» **Source data**
►

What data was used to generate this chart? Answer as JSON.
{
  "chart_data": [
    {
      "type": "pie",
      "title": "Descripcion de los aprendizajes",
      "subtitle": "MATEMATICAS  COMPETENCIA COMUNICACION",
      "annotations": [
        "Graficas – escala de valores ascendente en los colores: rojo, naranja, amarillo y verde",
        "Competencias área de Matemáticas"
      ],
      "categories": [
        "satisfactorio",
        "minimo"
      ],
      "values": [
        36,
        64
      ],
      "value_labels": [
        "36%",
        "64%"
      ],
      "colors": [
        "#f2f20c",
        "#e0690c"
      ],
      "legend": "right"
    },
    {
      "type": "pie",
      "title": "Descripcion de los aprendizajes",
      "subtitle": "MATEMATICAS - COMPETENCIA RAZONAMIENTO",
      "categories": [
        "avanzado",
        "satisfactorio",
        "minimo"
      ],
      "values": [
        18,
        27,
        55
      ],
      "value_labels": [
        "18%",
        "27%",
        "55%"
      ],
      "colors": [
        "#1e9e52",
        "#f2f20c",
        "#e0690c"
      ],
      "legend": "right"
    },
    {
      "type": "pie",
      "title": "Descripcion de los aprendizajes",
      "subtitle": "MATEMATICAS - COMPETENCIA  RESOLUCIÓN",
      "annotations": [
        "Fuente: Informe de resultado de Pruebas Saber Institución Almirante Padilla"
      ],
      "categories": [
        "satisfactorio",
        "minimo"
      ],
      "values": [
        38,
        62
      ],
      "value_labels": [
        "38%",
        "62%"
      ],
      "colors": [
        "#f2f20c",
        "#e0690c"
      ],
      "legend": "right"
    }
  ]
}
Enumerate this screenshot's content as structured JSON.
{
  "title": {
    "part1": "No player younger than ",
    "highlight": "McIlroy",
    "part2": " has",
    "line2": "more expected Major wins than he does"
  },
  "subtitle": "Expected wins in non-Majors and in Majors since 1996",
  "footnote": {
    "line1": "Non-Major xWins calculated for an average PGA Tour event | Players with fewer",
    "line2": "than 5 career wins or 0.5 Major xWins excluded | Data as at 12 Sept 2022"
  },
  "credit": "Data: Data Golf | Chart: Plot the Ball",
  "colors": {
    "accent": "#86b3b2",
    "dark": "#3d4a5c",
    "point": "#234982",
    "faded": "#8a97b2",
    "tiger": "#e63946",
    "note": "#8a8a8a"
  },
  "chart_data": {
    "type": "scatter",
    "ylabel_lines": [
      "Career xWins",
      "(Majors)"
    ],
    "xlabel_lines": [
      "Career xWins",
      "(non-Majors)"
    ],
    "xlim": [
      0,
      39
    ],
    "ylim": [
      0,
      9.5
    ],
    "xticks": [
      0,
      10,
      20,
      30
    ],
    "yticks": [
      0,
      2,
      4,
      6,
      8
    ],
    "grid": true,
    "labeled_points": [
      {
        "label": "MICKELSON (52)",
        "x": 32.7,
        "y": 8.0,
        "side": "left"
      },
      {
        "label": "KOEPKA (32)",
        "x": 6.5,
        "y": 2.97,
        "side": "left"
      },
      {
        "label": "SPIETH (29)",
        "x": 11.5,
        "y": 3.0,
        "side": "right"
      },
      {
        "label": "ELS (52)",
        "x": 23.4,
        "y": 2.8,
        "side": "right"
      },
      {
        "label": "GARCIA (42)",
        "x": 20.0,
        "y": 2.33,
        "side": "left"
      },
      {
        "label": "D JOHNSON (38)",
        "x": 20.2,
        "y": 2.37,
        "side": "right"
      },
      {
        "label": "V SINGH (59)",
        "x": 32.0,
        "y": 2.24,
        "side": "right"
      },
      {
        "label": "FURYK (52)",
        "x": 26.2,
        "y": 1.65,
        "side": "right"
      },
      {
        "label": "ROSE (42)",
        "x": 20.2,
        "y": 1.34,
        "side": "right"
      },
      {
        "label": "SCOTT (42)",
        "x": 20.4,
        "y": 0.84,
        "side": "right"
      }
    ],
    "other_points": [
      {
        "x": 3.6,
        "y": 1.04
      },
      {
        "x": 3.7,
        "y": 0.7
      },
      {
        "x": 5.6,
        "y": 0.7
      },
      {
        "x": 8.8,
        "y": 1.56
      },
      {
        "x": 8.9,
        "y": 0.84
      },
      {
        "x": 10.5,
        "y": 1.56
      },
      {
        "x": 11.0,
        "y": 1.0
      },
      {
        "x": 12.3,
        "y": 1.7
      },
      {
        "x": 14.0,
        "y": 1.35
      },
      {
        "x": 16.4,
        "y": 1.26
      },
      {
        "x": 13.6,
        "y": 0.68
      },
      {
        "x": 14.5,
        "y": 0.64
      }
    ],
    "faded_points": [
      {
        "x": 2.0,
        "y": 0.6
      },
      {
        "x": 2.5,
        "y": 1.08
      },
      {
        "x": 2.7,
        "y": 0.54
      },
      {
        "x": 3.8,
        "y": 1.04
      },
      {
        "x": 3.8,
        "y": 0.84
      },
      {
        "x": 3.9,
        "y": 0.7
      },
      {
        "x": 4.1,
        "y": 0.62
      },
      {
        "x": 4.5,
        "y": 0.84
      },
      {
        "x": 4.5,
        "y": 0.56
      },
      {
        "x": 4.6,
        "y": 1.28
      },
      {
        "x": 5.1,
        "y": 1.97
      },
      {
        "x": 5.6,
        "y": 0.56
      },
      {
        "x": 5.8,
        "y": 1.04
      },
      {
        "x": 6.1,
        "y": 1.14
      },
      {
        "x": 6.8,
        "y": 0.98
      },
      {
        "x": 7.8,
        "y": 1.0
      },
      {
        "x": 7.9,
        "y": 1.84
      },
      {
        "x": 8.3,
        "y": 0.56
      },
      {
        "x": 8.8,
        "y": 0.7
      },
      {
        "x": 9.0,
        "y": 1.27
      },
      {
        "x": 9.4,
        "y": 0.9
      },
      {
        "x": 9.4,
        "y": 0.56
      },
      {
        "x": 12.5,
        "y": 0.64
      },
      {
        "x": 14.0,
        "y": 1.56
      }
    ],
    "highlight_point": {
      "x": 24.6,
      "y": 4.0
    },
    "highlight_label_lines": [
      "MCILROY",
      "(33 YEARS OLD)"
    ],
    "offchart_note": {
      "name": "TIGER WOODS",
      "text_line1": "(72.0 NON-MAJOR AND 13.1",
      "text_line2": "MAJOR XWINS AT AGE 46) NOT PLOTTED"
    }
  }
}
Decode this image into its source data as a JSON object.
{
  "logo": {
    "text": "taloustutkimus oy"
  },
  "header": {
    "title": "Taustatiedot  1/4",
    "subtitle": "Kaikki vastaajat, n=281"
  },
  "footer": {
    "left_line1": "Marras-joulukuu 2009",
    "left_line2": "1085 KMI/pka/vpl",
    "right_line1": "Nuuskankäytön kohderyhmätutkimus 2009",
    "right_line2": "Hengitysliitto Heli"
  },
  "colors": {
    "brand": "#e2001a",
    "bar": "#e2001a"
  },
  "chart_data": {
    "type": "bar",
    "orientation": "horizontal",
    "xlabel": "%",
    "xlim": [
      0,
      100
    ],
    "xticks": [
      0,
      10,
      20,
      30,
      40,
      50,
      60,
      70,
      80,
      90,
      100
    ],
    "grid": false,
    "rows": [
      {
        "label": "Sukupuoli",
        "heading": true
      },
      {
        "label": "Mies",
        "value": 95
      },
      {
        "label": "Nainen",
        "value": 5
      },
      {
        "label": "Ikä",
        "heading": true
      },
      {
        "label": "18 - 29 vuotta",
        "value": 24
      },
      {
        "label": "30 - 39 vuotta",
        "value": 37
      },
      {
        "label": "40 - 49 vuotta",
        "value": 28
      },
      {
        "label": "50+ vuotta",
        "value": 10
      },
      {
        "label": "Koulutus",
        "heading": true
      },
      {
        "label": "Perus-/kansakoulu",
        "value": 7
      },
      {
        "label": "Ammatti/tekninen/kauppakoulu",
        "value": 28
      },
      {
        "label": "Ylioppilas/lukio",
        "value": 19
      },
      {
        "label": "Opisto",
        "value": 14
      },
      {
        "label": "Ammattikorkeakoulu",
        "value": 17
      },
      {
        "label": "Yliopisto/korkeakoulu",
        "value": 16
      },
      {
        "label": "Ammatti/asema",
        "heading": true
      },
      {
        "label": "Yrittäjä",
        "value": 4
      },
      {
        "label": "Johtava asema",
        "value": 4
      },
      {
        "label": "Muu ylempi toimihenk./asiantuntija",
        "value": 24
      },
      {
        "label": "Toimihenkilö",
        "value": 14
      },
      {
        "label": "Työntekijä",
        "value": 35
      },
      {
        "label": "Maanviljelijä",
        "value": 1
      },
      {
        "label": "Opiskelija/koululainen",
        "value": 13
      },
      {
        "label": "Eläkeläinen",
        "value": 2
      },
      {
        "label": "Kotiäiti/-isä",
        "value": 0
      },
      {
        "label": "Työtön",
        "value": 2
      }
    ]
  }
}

◄

» **Instruction**
Say how many lines above hold the word "asema", giving only the count.

» **Expected answer**
2